• [ФРАГМЕНТ СТРАНИЦЫ]:
Оседлые люди должны были найти решение самой острой из социальных проблем: как защититься от других сообществ. У кочевников залогом безопасности служила мобильность. А у первых седентариев она должна была обеспечиваться иначе, и логично предположить, что достигалась за счет численности сообщества. Поскольку оседлые люди научились жить крупными группами, в случае нападения они превосходили агрессора числом. Имея перевес в живой силе над любой группой кочевников плюс укрепления и, возможно, сторожевых собак, которые появились у людей 15 000 лет назад, поселенцы могли отражать атаки любых пришельцев, явившихся захватить продовольствие и женщин.

Эта новая форма общественного устройства предшествовала и способствовала таким новшествам, как возделывание диких злаков, а также содержание в загонах и выпас диких животных: овец и коз. Эти начинания, в свою очередь, – возможно, не случайно, а по замыслу – привели к одомашниванию растений и животных и возникновению сельского хозяйства. Оседлая жизнь и иерархическая структура общества вымостили человечеству дорогу к государствам, городам, цивилизации и зачаткам институтов нынешнего урбанизма. Практически вся последующая история и прогресс человечества в определенном смысле могут быть представлены как последствия этого великого рывка из жизни собирателей в оседлое и структурированное общество.

Оседлость и сельское хозяйство начали распространяться по Европе 10 000 лет назад, и от этого момента ученые начинают исчислять эпоху неолита. Поскольку эти два изобретения становятся по-настоящему заметны в неолите, археологи долго считали, что улучшение климата позволило человеку вести сельское хозяйство, которое и мотивировало его принять оседлую жизнь. Однако им пришлось убедиться, не в последнюю очередь благодаря усовершенствовавшимся методам датировки, что на деле порядок был обратным: не сельское хозяйство привело к оседлости, а скорее оседлость возникла первой, задолго до начала неолита, а уж за ней появилось первое аграрное производство.

«До недавнего времени было принято считать началом неолита появление земледельческих поселений, – пишут археологи Питер Аккерманс из Лейденского университета (Нидерланды) и Гленн Шварц из Университета Джонса Хопкинса. – Но сегодня мы знаем, что оседлая деревенская жизнь началась за несколько тысячелетий до окончания последнего оледенения, а широкое освоение земледелия и скотоводства много позже – в конце восьмого – начале девятого тысячелетия до нашей эры. Сегодня очевидно, что сельское хозяйство не было необходимой предпосылкой оседлости, и оседлые сообщества не обязательно были аграрными»{157}.

Признаки оседлого быта можно усмотреть уже 18 000 лет назад в граветтских хижинах, выстроенных из бивней мамонта, и, возможно, люди пробовали надолго селиться возле надежных источников продовольствия: лесного ореха, лосося и пр., если придумывали способ его хранения. Однако эти ранние примеры оседлых поселений единичны, и они не требовали никаких глубинных поведенческих трансформаций. Истинный седиментаризм как постоянный образ жизни не прослеживается до завершения эпохи позднего палеолита. Первый достоверный пример успешного и долго существовавшего оседлого сообщества – это натуфийская культура, существовавшая на Ближнем Востоке от 15 000 до 11 500 лет назад. Натуфийцы жили на восточном побережье Средиземного моря, на землях нынешних Израиля, Иордании и Сирии. Ранние натуфийцы собирали дикую пшеницу и ячмень, росшие в этих землях. Для сбора диких злаков они изготавливали каменные серпы, на которых сохранились характерные следы от окиси кремния, содержавшейся в злаковых стеблях{158}.

• [ПИСЬМЕННОЕ ЗАДАНИЕ A]:
Переведите на английский язык следующее предложение из фрагмента о возникновении оседлой жизни: «Натуфийцы жили на восточном побережье Средиземного моря, на землях нынешних Израиля, Иордании и Сирии».
• [ПИСЬМЕННОЕ ЗАДАНИЕ B]:
Выпишите без изменений часть фрагмента о возникновении оседлой жизни, которая начинается словами, содержащими «Оседлые люди должны», и завершается словами «продовольствие и женщин.».

• [ПРЕДСТАВЛЕННЫЕ МАТЕРИАЛЫ]:
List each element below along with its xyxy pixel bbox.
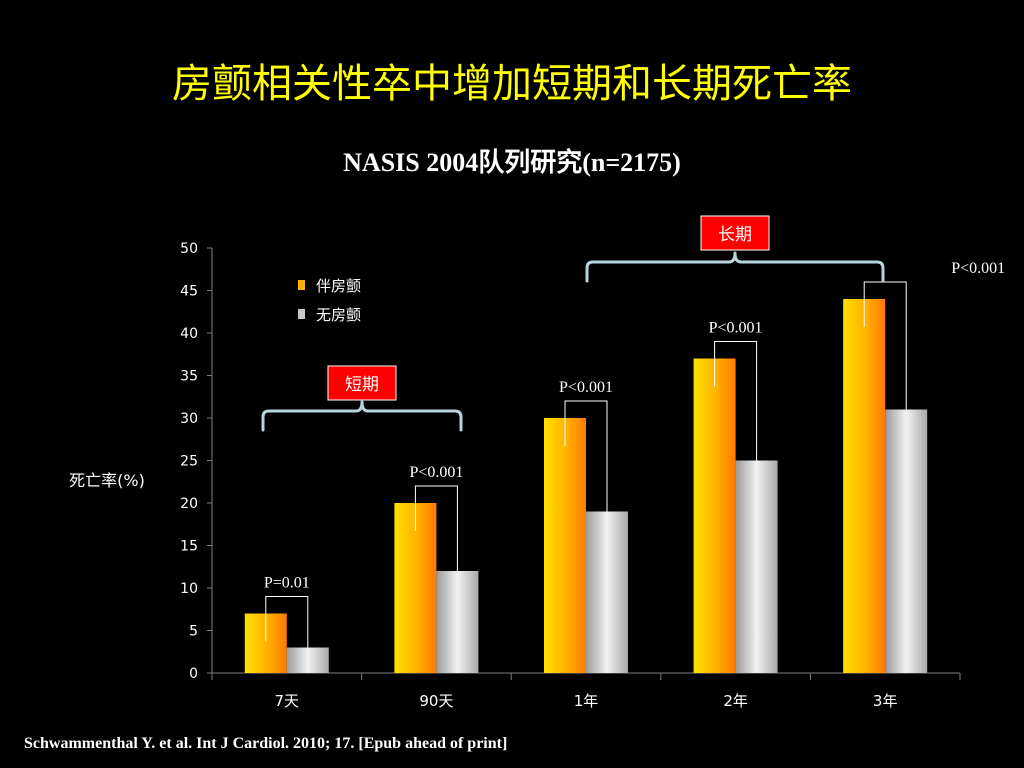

• [ПОЛНЫЙ ОТВЕТ A]:
The Natufians lived on the eastern coast of the Mediterranean Sea, in the lands of present-day Israel, Jordan and Syria.

• [ПОЛНЫЙ ОТВЕТ B]:
Оседлые люди должны были найти решение самой острой из социальных проблем: как защититься от других сообществ. У кочевников залогом безопасности служила мобильность. А у первых седентариев она должна была обеспечиваться иначе, и логично предположить, что достигалась за счет численности сообщества. Поскольку оседлые люди научились жить крупными группами, в случае нападения они превосходили агрессора числом. Имея перевес в живой силе над любой группой кочевников плюс укрепления и, возможно, сторожевых собак, которые появились у людей 15 000 лет назад, поселенцы могли отражать атаки любых пришельцев, явившихся захватить продовольствие и женщин.